WHAT TO DO
Starting at the line that contains "Give me a plain-text", print every remaining line of the entries, unchanged, and output nothing more.

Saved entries
________________

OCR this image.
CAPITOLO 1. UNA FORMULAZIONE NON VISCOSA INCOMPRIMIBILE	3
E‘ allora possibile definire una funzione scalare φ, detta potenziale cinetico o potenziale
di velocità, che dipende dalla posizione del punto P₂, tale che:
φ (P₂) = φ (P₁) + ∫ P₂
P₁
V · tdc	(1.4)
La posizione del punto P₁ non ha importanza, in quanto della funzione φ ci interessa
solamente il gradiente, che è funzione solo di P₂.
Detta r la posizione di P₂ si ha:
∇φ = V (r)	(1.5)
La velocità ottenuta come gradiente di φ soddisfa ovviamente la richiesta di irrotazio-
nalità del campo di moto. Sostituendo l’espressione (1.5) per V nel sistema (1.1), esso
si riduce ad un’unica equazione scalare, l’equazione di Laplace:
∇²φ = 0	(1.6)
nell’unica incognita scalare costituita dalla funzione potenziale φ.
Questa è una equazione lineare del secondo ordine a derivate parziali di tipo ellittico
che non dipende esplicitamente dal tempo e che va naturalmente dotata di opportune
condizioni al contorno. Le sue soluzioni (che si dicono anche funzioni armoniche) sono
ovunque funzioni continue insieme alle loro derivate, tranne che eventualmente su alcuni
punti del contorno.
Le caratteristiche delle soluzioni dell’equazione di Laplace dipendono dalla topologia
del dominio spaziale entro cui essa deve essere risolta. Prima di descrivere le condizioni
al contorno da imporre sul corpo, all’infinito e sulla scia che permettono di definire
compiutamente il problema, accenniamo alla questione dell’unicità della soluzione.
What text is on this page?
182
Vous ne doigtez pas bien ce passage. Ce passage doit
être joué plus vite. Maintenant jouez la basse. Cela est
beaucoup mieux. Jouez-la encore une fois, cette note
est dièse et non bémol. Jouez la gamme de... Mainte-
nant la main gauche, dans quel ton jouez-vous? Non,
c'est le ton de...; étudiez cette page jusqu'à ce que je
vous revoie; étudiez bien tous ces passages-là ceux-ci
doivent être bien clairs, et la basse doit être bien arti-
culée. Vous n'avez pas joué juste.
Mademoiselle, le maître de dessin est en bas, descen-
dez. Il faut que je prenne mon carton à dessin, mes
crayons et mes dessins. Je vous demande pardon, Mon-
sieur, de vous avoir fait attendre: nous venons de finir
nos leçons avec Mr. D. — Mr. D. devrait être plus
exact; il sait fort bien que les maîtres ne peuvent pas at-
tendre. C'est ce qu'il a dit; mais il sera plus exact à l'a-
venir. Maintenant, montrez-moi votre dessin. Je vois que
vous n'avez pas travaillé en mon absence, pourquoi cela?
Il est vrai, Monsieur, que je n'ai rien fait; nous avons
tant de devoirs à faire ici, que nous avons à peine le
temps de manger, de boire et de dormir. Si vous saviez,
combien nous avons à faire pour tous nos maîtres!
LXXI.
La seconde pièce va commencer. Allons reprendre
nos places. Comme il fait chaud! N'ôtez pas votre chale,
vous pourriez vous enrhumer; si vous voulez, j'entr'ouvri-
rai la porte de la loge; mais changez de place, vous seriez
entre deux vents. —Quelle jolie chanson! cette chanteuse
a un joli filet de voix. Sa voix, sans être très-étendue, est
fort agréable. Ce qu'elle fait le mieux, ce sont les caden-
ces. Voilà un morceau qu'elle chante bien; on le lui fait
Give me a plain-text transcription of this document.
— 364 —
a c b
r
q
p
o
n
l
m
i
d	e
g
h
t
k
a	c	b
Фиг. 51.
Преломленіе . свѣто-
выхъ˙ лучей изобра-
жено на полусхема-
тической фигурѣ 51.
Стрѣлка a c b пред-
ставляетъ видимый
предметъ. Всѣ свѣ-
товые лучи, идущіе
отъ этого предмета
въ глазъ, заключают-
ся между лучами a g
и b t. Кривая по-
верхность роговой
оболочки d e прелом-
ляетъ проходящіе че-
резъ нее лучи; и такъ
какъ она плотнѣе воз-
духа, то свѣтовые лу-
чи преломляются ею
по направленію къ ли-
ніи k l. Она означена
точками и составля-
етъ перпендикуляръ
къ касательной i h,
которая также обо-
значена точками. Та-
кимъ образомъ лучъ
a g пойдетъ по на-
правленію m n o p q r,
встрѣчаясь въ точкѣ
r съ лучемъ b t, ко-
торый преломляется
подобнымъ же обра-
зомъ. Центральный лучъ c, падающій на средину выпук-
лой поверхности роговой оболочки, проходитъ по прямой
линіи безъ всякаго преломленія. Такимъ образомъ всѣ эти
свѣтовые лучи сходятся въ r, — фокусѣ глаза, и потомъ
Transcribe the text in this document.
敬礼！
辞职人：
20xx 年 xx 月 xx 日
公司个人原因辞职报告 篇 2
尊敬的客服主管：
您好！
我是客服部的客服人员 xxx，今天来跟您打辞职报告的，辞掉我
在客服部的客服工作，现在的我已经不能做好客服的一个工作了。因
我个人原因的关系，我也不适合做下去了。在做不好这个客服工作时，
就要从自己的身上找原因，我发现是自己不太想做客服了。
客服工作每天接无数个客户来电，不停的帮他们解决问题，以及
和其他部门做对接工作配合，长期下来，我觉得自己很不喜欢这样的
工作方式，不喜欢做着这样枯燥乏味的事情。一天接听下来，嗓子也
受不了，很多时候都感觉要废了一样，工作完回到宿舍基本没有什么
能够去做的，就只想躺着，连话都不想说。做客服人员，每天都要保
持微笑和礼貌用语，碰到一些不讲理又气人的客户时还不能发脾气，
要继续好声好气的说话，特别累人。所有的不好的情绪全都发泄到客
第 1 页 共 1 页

________________

ANSWER TO THIS EXERCISE
Give me a plain-text transcription of this document.
— 364 —
a c b
r
q
p
o
n
l
m
i
d	e
g
h
t
k
a	c	b
Фиг. 51.
Преломленіе . свѣто-
выхъ˙ лучей изобра-
жено на полусхема-
тической фигурѣ 51.
Стрѣлка a c b пред-
ставляетъ видимый
предметъ. Всѣ свѣ-
товые лучи, идущіе
отъ этого предмета
въ глазъ, заключают-
ся между лучами a g
и b t. Кривая по-
верхность роговой
оболочки d e прелом-
ляетъ проходящіе че-
резъ нее лучи; и такъ
какъ она плотнѣе воз-
духа, то свѣтовые лу-
чи преломляются ею
по направленію къ ли-
ніи k l. Она означена
точками и составля-
етъ перпендикуляръ
къ касательной i h,
которая также обо-
значена точками. Та-
кимъ образомъ лучъ
a g пойдетъ по на-
правленію m n o p q r,
встрѣчаясь въ точкѣ
r съ лучемъ b t, ко-
торый преломляется
подобнымъ же обра-
зомъ. Центральный лучъ c, падающій на средину выпук-
лой поверхности роговой оболочки, проходитъ по прямой
линіи безъ всякаго преломленія. Такимъ образомъ всѣ эти
свѣтовые лучи сходятся въ r, — фокусѣ глаза, и потомъ
Transcribe the text in this document.
敬礼！
辞职人：
20xx 年 xx 月 xx 日
公司个人原因辞职报告 篇 2
尊敬的客服主管：
您好！
我是客服部的客服人员 xxx，今天来跟您打辞职报告的，辞掉我
在客服部的客服工作，现在的我已经不能做好客服的一个工作了。因
我个人原因的关系，我也不适合做下去了。在做不好这个客服工作时，
就要从自己的身上找原因，我发现是自己不太想做客服了。
客服工作每天接无数个客户来电，不停的帮他们解决问题，以及
和其他部门做对接工作配合，长期下来，我觉得自己很不喜欢这样的
工作方式，不喜欢做着这样枯燥乏味的事情。一天接听下来，嗓子也
受不了，很多时候都感觉要废了一样，工作完回到宿舍基本没有什么
能够去做的，就只想躺着，连话都不想说。做客服人员，每天都要保
持微笑和礼貌用语，碰到一些不讲理又气人的客户时还不能发脾气，
要继续好声好气的说话，特别累人。所有的不好的情绪全都发泄到客
第 1 页 共 1 页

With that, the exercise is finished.